■ Description of the task: Determine how many lines of the material hold the string "perception" and reply with only that number.

■ Items:
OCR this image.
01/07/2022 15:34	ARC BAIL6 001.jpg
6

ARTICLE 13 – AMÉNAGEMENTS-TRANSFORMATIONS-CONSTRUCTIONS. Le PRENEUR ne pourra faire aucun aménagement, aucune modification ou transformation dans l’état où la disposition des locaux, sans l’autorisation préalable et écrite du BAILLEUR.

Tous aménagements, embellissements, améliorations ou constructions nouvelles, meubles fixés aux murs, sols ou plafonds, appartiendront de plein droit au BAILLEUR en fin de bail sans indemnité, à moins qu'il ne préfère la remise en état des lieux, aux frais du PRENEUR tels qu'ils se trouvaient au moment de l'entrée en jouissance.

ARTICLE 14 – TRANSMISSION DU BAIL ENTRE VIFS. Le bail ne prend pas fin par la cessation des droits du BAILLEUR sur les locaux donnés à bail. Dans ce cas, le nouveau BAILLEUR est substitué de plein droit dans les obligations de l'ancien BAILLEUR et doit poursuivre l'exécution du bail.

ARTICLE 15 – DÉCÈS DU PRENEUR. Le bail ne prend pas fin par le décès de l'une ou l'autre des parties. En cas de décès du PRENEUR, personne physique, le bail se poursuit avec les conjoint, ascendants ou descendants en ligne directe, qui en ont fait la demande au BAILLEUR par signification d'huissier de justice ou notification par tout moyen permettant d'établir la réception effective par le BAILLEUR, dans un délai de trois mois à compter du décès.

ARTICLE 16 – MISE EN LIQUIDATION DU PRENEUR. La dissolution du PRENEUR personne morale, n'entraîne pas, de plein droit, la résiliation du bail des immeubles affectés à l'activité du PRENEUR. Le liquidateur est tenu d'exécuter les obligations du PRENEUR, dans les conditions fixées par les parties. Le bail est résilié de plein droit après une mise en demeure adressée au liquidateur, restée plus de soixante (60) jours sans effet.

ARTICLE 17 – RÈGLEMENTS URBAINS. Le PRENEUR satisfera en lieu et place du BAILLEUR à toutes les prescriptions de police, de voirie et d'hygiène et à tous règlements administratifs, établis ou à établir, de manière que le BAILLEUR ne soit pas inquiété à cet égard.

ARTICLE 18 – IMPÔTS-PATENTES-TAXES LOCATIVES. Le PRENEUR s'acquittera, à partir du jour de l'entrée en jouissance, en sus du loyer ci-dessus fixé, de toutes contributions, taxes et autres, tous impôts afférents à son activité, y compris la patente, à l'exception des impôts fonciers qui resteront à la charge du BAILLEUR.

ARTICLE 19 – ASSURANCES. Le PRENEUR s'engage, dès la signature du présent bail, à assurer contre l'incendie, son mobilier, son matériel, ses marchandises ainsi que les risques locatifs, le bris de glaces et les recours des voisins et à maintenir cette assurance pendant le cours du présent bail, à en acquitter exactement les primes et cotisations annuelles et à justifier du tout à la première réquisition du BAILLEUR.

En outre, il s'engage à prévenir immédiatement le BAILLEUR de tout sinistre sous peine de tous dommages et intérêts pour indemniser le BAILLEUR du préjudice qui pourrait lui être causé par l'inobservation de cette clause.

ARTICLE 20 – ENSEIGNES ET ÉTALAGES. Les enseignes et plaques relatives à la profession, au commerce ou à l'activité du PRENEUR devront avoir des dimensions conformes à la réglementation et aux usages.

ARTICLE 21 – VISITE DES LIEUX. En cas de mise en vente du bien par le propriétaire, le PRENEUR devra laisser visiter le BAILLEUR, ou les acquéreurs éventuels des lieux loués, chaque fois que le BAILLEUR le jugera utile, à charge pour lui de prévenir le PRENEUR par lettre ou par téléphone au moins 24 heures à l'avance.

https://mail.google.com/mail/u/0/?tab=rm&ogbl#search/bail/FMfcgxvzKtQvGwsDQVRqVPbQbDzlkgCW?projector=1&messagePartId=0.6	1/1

* * *

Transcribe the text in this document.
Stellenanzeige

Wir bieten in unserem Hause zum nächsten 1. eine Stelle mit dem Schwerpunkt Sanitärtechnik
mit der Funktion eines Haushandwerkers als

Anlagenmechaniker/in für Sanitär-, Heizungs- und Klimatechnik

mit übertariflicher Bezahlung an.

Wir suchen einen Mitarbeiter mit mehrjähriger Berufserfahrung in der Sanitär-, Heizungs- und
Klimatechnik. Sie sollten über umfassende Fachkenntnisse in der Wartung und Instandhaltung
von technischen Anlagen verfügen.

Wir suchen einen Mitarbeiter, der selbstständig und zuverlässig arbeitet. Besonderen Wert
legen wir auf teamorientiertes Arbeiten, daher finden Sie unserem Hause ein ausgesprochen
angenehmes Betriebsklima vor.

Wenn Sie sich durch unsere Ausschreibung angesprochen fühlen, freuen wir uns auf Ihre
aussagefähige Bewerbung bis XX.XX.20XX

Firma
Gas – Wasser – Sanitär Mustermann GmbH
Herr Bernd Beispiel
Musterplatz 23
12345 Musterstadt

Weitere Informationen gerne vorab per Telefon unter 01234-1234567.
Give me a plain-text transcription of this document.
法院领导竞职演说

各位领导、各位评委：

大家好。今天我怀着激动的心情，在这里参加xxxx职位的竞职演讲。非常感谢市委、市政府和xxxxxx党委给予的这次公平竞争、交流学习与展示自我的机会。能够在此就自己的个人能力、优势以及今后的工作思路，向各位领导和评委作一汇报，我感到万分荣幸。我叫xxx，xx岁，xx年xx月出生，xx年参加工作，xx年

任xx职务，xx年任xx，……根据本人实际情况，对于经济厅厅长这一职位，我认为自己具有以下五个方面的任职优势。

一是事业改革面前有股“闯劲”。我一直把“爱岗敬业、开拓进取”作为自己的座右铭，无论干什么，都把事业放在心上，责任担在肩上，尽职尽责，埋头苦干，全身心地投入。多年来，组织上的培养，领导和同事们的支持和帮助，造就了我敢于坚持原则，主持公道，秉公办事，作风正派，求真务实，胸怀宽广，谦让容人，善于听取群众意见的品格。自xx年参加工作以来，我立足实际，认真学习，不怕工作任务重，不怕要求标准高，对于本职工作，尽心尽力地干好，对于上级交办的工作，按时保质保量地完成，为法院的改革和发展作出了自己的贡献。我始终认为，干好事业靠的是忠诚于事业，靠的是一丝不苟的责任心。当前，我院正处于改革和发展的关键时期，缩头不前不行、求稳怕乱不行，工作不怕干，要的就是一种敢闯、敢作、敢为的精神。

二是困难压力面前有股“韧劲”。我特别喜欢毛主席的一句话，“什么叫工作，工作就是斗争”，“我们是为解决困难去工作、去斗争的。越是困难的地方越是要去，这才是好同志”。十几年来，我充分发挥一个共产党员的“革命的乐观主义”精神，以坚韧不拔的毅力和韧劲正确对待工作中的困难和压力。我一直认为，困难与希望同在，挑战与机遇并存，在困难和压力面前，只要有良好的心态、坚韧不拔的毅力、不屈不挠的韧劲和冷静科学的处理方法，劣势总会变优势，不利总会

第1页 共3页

--

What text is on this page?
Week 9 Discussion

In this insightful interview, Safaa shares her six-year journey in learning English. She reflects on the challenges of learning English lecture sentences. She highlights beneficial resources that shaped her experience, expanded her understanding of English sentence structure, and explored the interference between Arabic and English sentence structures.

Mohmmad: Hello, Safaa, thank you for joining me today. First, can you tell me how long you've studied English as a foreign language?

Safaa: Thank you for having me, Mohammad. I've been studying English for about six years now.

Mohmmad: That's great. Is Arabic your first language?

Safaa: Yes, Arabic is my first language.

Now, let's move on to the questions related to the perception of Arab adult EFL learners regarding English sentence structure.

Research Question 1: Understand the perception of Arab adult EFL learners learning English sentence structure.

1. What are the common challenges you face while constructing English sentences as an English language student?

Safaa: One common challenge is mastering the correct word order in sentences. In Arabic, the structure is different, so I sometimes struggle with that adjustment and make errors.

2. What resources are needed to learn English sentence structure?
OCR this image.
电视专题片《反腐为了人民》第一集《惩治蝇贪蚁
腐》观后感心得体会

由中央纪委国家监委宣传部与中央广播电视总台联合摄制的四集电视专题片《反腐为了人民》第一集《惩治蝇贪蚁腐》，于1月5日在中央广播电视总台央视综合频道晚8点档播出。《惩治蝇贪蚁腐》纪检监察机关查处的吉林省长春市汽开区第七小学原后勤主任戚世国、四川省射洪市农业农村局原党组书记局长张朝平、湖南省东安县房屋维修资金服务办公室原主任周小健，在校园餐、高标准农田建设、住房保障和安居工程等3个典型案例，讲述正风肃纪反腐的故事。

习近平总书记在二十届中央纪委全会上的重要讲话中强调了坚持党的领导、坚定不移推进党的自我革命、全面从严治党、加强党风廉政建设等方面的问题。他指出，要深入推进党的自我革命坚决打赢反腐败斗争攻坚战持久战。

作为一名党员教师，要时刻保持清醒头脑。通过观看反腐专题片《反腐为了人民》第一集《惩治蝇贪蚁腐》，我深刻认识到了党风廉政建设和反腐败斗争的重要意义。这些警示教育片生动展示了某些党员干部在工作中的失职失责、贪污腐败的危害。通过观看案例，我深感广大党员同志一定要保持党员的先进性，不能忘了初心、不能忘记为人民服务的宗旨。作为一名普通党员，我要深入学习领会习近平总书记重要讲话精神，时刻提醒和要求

■ Answer below: 2